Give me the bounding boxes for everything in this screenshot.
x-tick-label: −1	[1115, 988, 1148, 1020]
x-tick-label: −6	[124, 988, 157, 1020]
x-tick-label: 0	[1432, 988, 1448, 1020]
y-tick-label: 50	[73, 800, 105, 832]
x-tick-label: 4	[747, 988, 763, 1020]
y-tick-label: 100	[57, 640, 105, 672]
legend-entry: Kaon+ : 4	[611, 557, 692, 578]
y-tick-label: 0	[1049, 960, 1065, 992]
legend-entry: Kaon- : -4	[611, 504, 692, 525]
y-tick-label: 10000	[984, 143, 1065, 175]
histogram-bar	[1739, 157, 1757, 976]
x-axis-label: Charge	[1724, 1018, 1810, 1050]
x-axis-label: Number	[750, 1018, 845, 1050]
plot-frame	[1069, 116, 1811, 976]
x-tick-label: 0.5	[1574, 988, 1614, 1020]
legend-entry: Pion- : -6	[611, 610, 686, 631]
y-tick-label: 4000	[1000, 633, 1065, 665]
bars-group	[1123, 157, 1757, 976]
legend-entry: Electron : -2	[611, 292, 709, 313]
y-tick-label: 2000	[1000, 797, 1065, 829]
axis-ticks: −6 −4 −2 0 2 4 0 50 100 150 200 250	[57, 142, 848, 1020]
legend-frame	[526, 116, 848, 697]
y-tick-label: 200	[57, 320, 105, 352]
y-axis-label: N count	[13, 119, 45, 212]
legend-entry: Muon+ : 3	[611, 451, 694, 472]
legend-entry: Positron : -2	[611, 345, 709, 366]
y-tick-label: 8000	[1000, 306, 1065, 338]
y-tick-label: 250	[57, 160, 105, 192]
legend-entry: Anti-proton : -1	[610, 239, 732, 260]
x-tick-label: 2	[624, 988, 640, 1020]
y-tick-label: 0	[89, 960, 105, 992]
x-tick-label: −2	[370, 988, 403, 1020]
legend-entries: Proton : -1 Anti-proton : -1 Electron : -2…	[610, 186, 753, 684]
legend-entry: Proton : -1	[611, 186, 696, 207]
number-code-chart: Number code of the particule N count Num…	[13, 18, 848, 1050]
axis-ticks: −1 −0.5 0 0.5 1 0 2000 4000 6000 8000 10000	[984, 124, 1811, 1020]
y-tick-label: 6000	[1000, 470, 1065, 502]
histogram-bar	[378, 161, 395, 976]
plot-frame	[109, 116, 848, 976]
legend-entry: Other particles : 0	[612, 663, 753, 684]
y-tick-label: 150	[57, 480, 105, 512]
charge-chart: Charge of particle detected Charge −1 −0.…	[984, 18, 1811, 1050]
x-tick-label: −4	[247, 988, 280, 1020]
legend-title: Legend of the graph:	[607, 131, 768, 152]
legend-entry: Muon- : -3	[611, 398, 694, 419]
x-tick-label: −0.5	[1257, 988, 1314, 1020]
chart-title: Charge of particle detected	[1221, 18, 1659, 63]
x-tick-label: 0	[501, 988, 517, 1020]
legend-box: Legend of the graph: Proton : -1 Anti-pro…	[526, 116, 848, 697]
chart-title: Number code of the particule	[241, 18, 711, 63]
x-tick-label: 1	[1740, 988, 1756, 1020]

===

**WHAT YOU ARE ASKED TO DO:** Please write out all the lines above again, character for character.

**TASK RESULT:**
Give me the bounding boxes for everything in this screenshot.
x-tick-label: −1	[1115, 988, 1148, 1020]
x-tick-label: −6	[124, 988, 157, 1020]
x-tick-label: 0	[1432, 988, 1448, 1020]
y-tick-label: 50	[73, 800, 105, 832]
x-tick-label: 4	[747, 988, 763, 1020]
y-tick-label: 100	[57, 640, 105, 672]
legend-entry: Kaon+ : 4	[611, 557, 692, 578]
y-tick-label: 0	[1049, 960, 1065, 992]
legend-entry: Kaon- : -4	[611, 504, 692, 525]
y-tick-label: 10000	[984, 143, 1065, 175]
histogram-bar	[1739, 157, 1757, 976]
x-axis-label: Charge	[1724, 1018, 1810, 1050]
x-axis-label: Number	[750, 1018, 845, 1050]
plot-frame	[1069, 116, 1811, 976]
x-tick-label: 0.5	[1574, 988, 1614, 1020]
legend-entry: Pion- : -6	[611, 610, 686, 631]
y-tick-label: 4000	[1000, 633, 1065, 665]
bars-group	[1123, 157, 1757, 976]
legend-entry: Electron : -2	[611, 292, 709, 313]
y-tick-label: 2000	[1000, 797, 1065, 829]
axis-ticks: −6 −4 −2 0 2 4 0 50 100 150 200 250	[57, 142, 848, 1020]
legend-frame	[526, 116, 848, 697]
y-tick-label: 200	[57, 320, 105, 352]
y-axis-label: N count	[13, 119, 45, 212]
legend-entry: Muon+ : 3	[611, 451, 694, 472]
legend-entry: Positron : -2	[611, 345, 709, 366]
y-tick-label: 8000	[1000, 306, 1065, 338]
y-tick-label: 250	[57, 160, 105, 192]
legend-entry: Anti-proton : -1	[610, 239, 732, 260]
x-tick-label: 2	[624, 988, 640, 1020]
y-tick-label: 0	[89, 960, 105, 992]
x-tick-label: −2	[370, 988, 403, 1020]
legend-entries: Proton : -1 Anti-proton : -1 Electron : -2…	[610, 186, 753, 684]
legend-entry: Proton : -1	[611, 186, 696, 207]
number-code-chart: Number code of the particule N count Num…	[13, 18, 848, 1050]
axis-ticks: −1 −0.5 0 0.5 1 0 2000 4000 6000 8000 10000	[984, 124, 1811, 1020]
y-tick-label: 6000	[1000, 470, 1065, 502]
histogram-bar	[378, 161, 395, 976]
plot-frame	[109, 116, 848, 976]
legend-entry: Other particles : 0	[612, 663, 753, 684]
y-tick-label: 150	[57, 480, 105, 512]
charge-chart: Charge of particle detected Charge −1 −0.…	[984, 18, 1811, 1050]
x-tick-label: −4	[247, 988, 280, 1020]
legend-title: Legend of the graph:	[607, 131, 768, 152]
legend-entry: Muon- : -3	[611, 398, 694, 419]
x-tick-label: −0.5	[1257, 988, 1314, 1020]
chart-title: Charge of particle detected	[1221, 18, 1659, 63]
x-tick-label: 0	[501, 988, 517, 1020]
legend-box: Legend of the graph: Proton : -1 Anti-pro…	[526, 116, 848, 697]
chart-title: Number code of the particule	[241, 18, 711, 63]
x-tick-label: 1	[1740, 988, 1756, 1020]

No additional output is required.